PROBLEM DESCRIPTION: Repeat the whole listing below, word for word.

RAW RECORDS:
################

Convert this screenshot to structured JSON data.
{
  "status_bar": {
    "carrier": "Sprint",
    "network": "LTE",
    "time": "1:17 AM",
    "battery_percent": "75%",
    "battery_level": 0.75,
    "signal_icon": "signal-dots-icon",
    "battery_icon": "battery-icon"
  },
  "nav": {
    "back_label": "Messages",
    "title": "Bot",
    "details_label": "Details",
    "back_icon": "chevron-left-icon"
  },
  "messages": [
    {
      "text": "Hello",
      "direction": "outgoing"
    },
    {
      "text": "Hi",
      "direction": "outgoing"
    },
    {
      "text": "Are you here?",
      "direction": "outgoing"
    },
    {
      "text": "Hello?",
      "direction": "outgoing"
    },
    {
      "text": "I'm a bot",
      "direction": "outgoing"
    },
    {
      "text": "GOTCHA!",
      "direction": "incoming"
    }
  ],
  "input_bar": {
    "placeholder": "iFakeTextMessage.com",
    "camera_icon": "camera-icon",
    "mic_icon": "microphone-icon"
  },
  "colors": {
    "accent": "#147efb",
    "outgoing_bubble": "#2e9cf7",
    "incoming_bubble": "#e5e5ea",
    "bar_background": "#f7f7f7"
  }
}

################

THE OUTPUT:
Convert this screenshot to structured JSON data.
{
  "status_bar": {
    "carrier": "Sprint",
    "network": "LTE",
    "time": "1:17 AM",
    "battery_percent": "75%",
    "battery_level": 0.75,
    "signal_icon": "signal-dots-icon",
    "battery_icon": "battery-icon"
  },
  "nav": {
    "back_label": "Messages",
    "title": "Bot",
    "details_label": "Details",
    "back_icon": "chevron-left-icon"
  },
  "messages": [
    {
      "text": "Hello",
      "direction": "outgoing"
    },
    {
      "text": "Hi",
      "direction": "outgoing"
    },
    {
      "text": "Are you here?",
      "direction": "outgoing"
    },
    {
      "text": "Hello?",
      "direction": "outgoing"
    },
    {
      "text": "I'm a bot",
      "direction": "outgoing"
    },
    {
      "text": "GOTCHA!",
      "direction": "incoming"
    }
  ],
  "input_bar": {
    "placeholder": "iFakeTextMessage.com",
    "camera_icon": "camera-icon",
    "mic_icon": "microphone-icon"
  },
  "colors": {
    "accent": "#147efb",
    "outgoing_bubble": "#2e9cf7",
    "incoming_bubble": "#e5e5ea",
    "bar_background": "#f7f7f7"
  }
}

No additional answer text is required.